--- Aim of the exercise ---
You are to retype all of the data exactly as it appears.

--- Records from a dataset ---
+-------+
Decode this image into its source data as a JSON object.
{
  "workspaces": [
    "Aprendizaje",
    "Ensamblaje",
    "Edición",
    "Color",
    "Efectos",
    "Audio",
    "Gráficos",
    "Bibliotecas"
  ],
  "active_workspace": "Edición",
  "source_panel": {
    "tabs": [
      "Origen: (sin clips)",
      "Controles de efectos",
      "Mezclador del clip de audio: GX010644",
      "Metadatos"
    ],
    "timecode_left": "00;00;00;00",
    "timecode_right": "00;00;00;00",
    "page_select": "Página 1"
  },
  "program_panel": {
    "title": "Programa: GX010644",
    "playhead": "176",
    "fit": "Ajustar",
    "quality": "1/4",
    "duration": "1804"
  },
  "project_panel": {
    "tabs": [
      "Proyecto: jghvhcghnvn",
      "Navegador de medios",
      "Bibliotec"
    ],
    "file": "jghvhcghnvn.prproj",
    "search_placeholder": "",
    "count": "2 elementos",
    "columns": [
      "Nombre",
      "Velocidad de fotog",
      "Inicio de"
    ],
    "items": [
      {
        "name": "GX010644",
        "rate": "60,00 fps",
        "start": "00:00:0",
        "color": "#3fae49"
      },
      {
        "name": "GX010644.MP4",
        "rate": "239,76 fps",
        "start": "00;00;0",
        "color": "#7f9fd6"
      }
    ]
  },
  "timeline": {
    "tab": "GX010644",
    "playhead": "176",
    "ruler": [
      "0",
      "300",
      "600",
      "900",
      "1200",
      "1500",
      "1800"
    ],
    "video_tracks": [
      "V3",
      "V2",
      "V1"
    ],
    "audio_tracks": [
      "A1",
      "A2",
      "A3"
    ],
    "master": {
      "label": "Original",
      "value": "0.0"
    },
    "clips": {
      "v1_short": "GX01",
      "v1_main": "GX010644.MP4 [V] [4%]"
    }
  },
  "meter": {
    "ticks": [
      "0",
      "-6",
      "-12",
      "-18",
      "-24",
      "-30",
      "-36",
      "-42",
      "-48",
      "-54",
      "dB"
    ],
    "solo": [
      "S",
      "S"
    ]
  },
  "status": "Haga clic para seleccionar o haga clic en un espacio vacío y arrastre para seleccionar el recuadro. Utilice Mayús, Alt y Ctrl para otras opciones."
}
+-------+
--- Response ---
Decode this image into its source data as a JSON object.
{
  "workspaces": [
    "Aprendizaje",
    "Ensamblaje",
    "Edición",
    "Color",
    "Efectos",
    "Audio",
    "Gráficos",
    "Bibliotecas"
  ],
  "active_workspace": "Edición",
  "source_panel": {
    "tabs": [
      "Origen: (sin clips)",
      "Controles de efectos",
      "Mezclador del clip de audio: GX010644",
      "Metadatos"
    ],
    "timecode_left": "00;00;00;00",
    "timecode_right": "00;00;00;00",
    "page_select": "Página 1"
  },
  "program_panel": {
    "title": "Programa: GX010644",
    "playhead": "176",
    "fit": "Ajustar",
    "quality": "1/4",
    "duration": "1804"
  },
  "project_panel": {
    "tabs": [
      "Proyecto: jghvhcghnvn",
      "Navegador de medios",
      "Bibliotec"
    ],
    "file": "jghvhcghnvn.prproj",
    "search_placeholder": "",
    "count": "2 elementos",
    "columns": [
      "Nombre",
      "Velocidad de fotog",
      "Inicio de"
    ],
    "items": [
      {
        "name": "GX010644",
        "rate": "60,00 fps",
        "start": "00:00:0",
        "color": "#3fae49"
      },
      {
        "name": "GX010644.MP4",
        "rate": "239,76 fps",
        "start": "00;00;0",
        "color": "#7f9fd6"
      }
    ]
  },
  "timeline": {
    "tab": "GX010644",
    "playhead": "176",
    "ruler": [
      "0",
      "300",
      "600",
      "900",
      "1200",
      "1500",
      "1800"
    ],
    "video_tracks": [
      "V3",
      "V2",
      "V1"
    ],
    "audio_tracks": [
      "A1",
      "A2",
      "A3"
    ],
    "master": {
      "label": "Original",
      "value": "0.0"
    },
    "clips": {
      "v1_short": "GX01",
      "v1_main": "GX010644.MP4 [V] [4%]"
    }
  },
  "meter": {
    "ticks": [
      "0",
      "-6",
      "-12",
      "-18",
      "-24",
      "-30",
      "-36",
      "-42",
      "-48",
      "-54",
      "dB"
    ],
    "solo": [
      "S",
      "S"
    ]
  },
  "status": "Haga clic para seleccionar o haga clic en un espacio vacío y arrastre para seleccionar el recuadro. Utilice Mayús, Alt y Ctrl para otras opciones."
}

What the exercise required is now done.